- THE RECORDS -
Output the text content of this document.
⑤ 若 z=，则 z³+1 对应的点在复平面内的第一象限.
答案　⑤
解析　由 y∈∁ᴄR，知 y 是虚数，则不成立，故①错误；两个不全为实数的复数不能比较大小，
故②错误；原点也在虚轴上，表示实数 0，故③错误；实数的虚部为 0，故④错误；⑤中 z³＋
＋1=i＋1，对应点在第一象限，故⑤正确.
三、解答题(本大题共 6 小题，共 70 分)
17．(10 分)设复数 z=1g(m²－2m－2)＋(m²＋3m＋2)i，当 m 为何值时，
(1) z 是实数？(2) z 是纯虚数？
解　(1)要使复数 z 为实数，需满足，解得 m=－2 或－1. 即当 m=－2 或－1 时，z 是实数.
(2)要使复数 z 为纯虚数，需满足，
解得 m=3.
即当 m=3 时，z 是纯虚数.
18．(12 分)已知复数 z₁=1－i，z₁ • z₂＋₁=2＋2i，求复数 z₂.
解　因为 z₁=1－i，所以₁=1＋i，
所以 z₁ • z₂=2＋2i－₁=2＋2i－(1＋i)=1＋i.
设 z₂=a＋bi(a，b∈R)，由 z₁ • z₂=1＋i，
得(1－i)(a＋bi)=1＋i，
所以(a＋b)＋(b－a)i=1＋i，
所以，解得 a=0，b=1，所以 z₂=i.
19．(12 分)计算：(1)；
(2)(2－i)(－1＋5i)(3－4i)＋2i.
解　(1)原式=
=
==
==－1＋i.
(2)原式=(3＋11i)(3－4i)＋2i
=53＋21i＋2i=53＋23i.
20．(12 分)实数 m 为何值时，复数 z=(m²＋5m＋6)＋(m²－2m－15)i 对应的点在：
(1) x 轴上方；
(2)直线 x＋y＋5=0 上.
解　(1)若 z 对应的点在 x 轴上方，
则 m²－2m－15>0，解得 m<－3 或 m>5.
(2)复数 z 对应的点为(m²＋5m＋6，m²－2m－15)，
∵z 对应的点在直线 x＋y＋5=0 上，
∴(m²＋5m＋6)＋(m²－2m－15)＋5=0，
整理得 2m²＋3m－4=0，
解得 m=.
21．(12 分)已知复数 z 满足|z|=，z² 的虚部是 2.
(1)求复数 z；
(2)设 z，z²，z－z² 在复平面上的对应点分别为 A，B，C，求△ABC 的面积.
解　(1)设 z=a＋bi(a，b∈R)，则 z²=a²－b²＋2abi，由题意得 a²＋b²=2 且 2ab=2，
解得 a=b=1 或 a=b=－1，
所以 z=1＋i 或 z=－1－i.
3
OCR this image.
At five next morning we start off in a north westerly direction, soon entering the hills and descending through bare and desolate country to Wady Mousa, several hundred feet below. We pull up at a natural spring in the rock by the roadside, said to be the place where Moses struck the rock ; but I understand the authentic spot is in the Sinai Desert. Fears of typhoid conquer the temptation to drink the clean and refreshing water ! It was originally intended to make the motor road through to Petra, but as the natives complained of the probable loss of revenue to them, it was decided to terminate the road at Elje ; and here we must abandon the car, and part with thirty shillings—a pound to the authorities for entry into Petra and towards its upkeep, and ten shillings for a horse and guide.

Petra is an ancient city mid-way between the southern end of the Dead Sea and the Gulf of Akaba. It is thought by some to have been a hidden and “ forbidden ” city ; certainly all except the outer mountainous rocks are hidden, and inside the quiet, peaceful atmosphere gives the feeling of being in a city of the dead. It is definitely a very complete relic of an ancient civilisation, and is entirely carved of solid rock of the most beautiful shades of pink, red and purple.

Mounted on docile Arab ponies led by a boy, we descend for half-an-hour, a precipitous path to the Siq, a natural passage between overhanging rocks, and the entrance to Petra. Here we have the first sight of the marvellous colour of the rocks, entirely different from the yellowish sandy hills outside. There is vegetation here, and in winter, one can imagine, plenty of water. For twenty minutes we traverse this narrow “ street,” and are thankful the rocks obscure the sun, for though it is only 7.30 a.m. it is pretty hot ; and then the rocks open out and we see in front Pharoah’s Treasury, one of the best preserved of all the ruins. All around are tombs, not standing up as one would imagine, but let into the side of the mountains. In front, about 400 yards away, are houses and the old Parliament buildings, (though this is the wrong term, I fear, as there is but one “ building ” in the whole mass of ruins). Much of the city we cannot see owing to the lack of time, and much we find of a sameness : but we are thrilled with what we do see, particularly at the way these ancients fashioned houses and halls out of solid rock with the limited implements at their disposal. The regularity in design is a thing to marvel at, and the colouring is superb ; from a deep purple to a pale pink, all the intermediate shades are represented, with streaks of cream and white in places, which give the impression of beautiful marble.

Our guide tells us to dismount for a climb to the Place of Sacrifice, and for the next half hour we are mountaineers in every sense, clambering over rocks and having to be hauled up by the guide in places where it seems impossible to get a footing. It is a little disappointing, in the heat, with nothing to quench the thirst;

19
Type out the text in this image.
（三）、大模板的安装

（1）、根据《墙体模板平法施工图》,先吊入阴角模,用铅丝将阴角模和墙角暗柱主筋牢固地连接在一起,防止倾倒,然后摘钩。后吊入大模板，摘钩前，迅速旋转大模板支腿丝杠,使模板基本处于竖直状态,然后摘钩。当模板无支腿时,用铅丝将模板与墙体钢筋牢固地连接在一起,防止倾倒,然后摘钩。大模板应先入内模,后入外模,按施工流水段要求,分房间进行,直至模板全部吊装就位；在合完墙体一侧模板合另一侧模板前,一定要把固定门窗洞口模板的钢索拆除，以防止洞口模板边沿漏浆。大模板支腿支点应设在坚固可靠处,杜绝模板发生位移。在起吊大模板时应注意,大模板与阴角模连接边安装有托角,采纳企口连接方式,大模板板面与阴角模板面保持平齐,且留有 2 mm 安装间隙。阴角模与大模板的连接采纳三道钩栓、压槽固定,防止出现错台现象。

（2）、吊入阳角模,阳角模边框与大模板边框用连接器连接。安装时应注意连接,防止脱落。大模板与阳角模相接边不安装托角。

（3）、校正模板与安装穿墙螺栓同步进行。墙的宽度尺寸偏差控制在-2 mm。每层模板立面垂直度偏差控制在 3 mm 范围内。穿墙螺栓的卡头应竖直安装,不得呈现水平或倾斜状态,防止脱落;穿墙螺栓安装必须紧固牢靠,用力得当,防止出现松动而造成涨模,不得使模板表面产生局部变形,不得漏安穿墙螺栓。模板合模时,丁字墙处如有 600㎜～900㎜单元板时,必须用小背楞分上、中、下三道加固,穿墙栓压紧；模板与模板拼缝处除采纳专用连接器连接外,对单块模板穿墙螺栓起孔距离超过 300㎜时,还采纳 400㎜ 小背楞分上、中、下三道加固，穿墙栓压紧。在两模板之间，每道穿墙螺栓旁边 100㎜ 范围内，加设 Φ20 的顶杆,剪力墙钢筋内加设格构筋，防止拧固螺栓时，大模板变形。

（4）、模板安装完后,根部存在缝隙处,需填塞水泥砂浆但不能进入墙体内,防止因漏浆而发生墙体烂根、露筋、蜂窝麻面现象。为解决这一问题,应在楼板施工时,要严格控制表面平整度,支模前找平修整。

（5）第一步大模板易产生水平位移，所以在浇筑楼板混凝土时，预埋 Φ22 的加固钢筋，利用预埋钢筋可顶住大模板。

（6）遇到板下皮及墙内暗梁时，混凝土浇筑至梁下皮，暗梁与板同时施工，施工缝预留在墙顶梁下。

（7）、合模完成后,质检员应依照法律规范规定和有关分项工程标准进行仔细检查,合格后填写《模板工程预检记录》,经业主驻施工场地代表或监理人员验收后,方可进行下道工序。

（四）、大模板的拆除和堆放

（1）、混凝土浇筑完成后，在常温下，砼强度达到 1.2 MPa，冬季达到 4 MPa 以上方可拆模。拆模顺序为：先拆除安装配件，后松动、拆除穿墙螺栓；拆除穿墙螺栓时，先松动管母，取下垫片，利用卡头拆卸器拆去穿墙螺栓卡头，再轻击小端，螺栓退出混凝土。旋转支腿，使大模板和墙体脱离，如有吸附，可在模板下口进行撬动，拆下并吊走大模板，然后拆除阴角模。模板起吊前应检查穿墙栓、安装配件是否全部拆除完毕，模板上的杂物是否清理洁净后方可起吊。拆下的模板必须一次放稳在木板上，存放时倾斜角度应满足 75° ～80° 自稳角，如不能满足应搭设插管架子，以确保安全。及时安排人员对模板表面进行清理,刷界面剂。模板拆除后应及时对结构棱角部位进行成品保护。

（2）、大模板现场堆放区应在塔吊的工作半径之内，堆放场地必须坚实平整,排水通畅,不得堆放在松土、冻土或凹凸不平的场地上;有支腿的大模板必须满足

- WHAT THE TASK ASKS -
From the records above, copy every line that holds the word "为何值时".

- EXERCISE OUTPUT -
17．(10 分)设复数 z=1g(m²－2m－2)＋(m²＋3m＋2)i，当 m 为何值时，
20．(12 分)实数 m 为何值时，复数 z=(m²＋5m＋6)＋(m²－2m－15)i 对应的点在：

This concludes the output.